§ **WHAT TO PRODUCE**:
Copy out all lines carrying the word "damaged".

§ **MATERIAL FOR THIS EXERCISE**:
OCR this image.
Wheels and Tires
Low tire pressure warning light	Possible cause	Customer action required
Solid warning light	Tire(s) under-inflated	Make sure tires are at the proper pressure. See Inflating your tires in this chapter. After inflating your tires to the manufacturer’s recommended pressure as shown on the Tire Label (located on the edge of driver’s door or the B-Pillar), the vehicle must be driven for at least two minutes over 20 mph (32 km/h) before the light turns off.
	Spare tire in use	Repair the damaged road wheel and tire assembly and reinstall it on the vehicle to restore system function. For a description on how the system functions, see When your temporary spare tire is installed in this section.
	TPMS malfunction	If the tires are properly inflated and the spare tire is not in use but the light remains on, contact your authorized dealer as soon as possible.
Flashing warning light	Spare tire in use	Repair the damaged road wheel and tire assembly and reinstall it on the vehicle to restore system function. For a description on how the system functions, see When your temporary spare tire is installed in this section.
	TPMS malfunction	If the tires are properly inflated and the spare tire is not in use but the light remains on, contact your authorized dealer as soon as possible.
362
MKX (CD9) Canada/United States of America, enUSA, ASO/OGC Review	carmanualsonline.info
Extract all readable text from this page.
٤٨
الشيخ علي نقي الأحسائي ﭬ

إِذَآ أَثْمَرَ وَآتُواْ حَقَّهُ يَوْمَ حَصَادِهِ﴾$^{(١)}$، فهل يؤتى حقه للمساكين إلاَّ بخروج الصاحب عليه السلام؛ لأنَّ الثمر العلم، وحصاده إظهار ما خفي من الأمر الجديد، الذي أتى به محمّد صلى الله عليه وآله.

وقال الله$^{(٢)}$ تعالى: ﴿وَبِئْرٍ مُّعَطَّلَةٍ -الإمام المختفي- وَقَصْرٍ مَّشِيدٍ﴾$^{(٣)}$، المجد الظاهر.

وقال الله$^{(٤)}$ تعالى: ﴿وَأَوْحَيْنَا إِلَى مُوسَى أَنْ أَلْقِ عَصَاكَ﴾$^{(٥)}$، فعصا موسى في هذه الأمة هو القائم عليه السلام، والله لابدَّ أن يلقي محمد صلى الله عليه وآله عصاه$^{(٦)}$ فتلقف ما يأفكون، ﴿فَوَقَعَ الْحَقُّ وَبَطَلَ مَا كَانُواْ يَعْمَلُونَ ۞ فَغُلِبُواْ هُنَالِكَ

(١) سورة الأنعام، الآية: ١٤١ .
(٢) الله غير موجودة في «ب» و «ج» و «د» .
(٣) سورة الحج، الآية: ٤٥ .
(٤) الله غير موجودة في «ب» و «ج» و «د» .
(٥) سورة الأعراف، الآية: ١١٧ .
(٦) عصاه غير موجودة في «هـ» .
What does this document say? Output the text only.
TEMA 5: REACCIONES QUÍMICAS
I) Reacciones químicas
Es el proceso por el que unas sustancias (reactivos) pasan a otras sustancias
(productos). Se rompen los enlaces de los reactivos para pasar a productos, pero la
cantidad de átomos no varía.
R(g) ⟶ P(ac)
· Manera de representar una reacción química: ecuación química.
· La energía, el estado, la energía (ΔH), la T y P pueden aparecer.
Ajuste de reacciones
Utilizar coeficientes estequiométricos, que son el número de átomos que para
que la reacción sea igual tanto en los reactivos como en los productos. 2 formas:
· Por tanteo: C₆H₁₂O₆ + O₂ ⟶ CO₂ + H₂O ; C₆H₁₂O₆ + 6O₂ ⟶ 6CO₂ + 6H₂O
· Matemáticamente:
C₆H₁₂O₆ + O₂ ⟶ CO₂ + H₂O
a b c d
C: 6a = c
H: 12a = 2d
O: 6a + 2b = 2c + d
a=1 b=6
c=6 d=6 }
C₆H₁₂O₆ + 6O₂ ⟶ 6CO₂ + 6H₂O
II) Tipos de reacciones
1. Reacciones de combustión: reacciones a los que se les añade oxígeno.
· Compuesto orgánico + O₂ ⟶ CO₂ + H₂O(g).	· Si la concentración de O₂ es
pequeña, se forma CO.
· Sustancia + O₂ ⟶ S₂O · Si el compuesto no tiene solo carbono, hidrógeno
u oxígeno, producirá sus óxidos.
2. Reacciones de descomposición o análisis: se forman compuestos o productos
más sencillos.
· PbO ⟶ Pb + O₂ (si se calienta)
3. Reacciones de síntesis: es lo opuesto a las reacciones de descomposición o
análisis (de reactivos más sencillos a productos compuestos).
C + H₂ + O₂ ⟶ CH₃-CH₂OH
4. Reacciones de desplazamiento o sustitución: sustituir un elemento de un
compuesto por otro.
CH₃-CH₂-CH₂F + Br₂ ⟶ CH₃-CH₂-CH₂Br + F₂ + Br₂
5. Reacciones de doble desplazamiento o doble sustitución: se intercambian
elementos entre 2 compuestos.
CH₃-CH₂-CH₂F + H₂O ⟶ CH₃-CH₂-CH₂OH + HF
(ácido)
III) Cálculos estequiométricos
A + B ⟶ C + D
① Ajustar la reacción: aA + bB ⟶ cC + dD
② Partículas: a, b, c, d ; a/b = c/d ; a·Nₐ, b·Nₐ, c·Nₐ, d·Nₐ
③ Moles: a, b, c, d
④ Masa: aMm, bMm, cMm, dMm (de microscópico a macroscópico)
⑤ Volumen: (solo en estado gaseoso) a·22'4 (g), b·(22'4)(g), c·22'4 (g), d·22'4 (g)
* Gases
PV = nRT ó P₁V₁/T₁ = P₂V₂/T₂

§ **FINAL ANSWER**:
	Spare tire in use	Repair the damaged road wheel and tire assembly and reinstall it on the vehicle to restore system function. For a description on how the system functions, see When your temporary spare tire is installed in this section.
Flashing warning light	Spare tire in use	Repair the damaged road wheel and tire assembly and reinstall it on the vehicle to restore system function. For a description on how the system functions, see When your temporary spare tire is installed in this section.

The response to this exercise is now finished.